◆ **STATED EXERCISE A**: In the forum thread about bears breaking into cars, in which town did the backpackers find a car wash to vacuum their van?
◆ **STATED EXERCISE B**: Pick up the forum thread about bears breaking into cars after its final sentence and write the next reply in the same conversational tone.

◆ **EXCERPT**:
Advice: make sure your car

is insured…



http://carinsurance.arrivealive.co.za/you-better-be-insured-when-a-grizzly-bear-gets-trapped-inside-your-car.php

Awesome Damage
People don’t realize just how powerful these animals are. When you consider adding panic to the situation, I can’t fathom just how much power even a young black bear could produce.



There is a video shown at the Yellowstone visitor center of human/animal interactions and my favorite is the one of the guy who tries to approach a bison, seemingly to make some type of physical contact. How he survived the fall from more than ten feet up in the pine tree is due mostly to the slowing effect of landing on the lower branches as he descended. Amusing only because he seemed to get away mostly unhurt. The buffalo seemed to be about as damaged as a semi-truck would be after an encounter with a pedestrian.



Rick

Advice. See that there is no reason
whatsoever why a grizzly bear would want to get into your car.

sorry
Don’t leave McDonalds in your car bro!!! lol!

seen first hand

– Last Updated: Jun-14-12 10:18 PM EST –

About 30 years ago I and my fellow backpackers came back to the trailhead parking after a trek in grizzly country in the Canadian Rockies to find that a car parked near our van had a back door completely twisted and torn off the hinges. It looked like the bear had no more trouble entering the car than I would have opening a sardine can. There were huge parallel claw marks on the paint and sheet metal and the interior was trashed, with shredded upholstery and scraps of annihilated food packages and cardboard boxes strewn around the inside and a trail of cookies, chips and gnawed cans leading towards the brush. For the rest of our trip we cleaned out the van obsessively before we left it parked anywhere.

Willowleaf, it certainly would make
one think twice before leaving ANYTHING, even a crumb, in your vehicle when in bear country.

yes, indeed
We found a car wash in Banff and vacuumed the hell out of the van to remove any traces of food. Then we bought a small handbroom and pulled off the highway at a rest stop to go over the nooks and crannies we couldn’t reach with the vac hose.

◆ **DATA SUPPLIED**:
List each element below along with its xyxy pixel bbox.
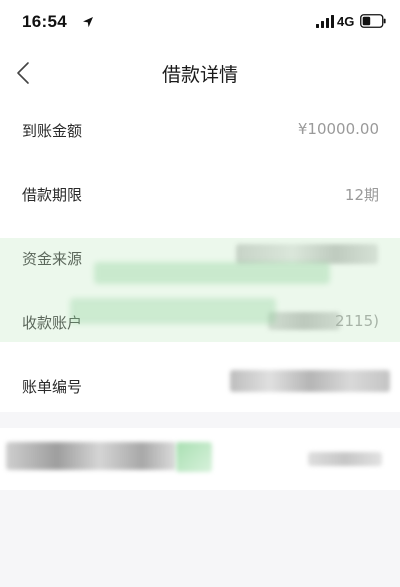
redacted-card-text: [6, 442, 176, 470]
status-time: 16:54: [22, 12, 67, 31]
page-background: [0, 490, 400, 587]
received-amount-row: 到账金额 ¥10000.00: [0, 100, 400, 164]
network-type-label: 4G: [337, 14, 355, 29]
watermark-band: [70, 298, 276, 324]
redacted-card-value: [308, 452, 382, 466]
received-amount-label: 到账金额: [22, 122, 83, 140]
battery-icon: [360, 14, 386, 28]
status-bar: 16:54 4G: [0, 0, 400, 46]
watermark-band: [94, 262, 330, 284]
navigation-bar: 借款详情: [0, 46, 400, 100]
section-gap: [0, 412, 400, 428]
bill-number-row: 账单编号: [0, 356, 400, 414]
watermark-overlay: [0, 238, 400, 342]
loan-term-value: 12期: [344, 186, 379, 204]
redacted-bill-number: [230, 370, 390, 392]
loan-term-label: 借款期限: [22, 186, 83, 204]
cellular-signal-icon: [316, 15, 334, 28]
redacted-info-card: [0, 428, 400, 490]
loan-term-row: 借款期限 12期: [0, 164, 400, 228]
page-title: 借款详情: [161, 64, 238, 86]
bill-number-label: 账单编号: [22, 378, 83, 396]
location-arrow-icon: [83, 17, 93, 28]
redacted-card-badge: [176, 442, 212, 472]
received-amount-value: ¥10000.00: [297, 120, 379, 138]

---

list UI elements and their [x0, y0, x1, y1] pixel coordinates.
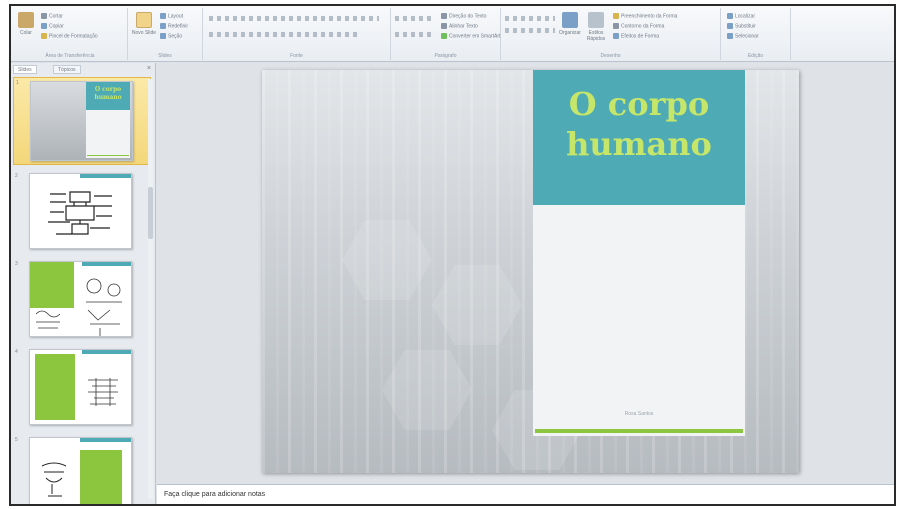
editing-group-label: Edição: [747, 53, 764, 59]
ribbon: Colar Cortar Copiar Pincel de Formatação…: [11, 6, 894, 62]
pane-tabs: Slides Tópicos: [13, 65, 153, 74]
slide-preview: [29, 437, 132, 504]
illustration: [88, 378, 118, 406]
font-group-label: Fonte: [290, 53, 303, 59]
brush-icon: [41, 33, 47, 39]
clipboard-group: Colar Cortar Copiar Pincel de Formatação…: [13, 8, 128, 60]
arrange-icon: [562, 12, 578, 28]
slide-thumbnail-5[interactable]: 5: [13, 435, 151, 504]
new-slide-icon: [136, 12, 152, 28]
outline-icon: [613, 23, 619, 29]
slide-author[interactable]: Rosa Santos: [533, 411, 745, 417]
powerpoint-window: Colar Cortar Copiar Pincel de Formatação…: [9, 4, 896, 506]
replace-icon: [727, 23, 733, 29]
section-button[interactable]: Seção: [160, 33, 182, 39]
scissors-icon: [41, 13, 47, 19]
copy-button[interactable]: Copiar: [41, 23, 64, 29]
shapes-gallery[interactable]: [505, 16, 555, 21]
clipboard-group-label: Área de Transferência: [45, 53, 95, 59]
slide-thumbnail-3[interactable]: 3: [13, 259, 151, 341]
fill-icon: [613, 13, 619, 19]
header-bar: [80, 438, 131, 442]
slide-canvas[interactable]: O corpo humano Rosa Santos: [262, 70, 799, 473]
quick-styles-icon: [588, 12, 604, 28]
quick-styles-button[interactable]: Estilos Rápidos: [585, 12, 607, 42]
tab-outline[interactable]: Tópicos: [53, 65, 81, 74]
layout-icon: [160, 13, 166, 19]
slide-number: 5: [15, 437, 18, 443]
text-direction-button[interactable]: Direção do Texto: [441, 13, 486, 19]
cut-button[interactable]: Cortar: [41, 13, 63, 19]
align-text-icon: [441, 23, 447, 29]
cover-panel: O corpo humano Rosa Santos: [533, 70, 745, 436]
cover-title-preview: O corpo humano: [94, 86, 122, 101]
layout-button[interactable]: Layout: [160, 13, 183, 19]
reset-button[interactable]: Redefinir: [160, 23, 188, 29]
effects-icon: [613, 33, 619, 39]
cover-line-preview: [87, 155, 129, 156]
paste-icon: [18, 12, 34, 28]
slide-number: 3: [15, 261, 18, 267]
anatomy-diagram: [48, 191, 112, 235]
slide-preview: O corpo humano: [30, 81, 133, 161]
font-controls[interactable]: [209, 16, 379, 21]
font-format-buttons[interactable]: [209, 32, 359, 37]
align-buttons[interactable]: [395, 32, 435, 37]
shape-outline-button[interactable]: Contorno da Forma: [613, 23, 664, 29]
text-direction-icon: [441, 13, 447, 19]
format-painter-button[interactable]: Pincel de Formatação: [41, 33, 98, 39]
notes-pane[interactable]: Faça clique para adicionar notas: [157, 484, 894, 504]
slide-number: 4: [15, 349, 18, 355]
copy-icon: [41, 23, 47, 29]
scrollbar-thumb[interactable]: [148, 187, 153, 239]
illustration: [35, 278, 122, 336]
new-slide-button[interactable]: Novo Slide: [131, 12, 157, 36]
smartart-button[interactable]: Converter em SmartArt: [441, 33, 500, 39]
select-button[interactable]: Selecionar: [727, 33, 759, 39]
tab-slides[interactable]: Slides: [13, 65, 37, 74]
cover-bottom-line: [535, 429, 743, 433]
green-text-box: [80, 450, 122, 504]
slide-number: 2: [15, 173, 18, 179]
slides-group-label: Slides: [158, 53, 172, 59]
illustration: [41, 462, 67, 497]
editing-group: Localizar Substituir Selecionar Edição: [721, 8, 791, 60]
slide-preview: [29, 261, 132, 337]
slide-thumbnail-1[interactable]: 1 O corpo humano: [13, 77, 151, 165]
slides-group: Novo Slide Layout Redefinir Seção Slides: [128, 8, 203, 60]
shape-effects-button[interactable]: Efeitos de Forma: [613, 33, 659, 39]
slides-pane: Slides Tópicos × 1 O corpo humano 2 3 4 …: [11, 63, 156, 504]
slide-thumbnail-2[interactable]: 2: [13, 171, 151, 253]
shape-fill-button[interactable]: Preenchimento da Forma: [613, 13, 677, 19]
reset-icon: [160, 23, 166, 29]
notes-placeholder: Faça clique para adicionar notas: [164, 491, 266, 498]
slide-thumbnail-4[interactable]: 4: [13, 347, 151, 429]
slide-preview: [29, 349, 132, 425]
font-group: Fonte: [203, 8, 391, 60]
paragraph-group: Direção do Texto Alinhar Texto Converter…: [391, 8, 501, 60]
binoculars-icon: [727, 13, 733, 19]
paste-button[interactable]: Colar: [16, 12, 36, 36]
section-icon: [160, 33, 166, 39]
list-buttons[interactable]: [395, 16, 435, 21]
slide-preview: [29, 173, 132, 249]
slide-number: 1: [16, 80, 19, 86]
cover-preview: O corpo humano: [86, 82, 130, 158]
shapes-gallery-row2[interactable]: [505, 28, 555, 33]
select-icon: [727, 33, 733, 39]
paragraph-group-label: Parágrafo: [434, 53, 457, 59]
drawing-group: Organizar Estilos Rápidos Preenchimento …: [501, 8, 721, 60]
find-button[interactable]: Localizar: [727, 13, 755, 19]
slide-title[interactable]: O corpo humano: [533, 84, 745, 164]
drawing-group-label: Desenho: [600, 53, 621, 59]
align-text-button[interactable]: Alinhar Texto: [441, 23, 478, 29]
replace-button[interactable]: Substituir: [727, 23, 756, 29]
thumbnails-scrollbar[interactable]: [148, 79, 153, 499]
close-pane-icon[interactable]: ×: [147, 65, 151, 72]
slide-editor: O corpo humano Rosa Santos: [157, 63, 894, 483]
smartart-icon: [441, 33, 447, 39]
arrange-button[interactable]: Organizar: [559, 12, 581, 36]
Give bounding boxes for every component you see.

◆ **EXERCISE RESPONSE A**: Banff.

◆ **EXERCISE RESPONSE B**:
The van had shag carpeting and we also found hundreds of marijuana seeds down in the pile and in the seat tracks – the van owner had bought it a few months prior to the trip from a hippie neighbor. I hate to think what would have happened when we re-entered the US at the trip’s end and Customs had found them! We collected them in a paper cup and dumped them into the brush halfway down a hill – we joked about the mystery pot patch that was going to blossom there. Maybe the local bears found and enjoyed it.



Even today I have had to modify my slovenly car housekeeping (got into the bad habit as a construction project manager of eating a lot of meals on the road in my vehicles, which became rolling dumpsters.) My boyfriend lives out in the country and when I first started parking my car up there over the weekends I would sometimes return home to find I had brought rodent hitchhikers along. Nothing wakes you up faster than getting into the car in the morning to drive to work, grabbing a fast food bag to throw in the trash and having a mouse jump out onto your lap.



And since he has recently had a black bear snooping around his front porch beside where I park, vehicular cleanliness is a must.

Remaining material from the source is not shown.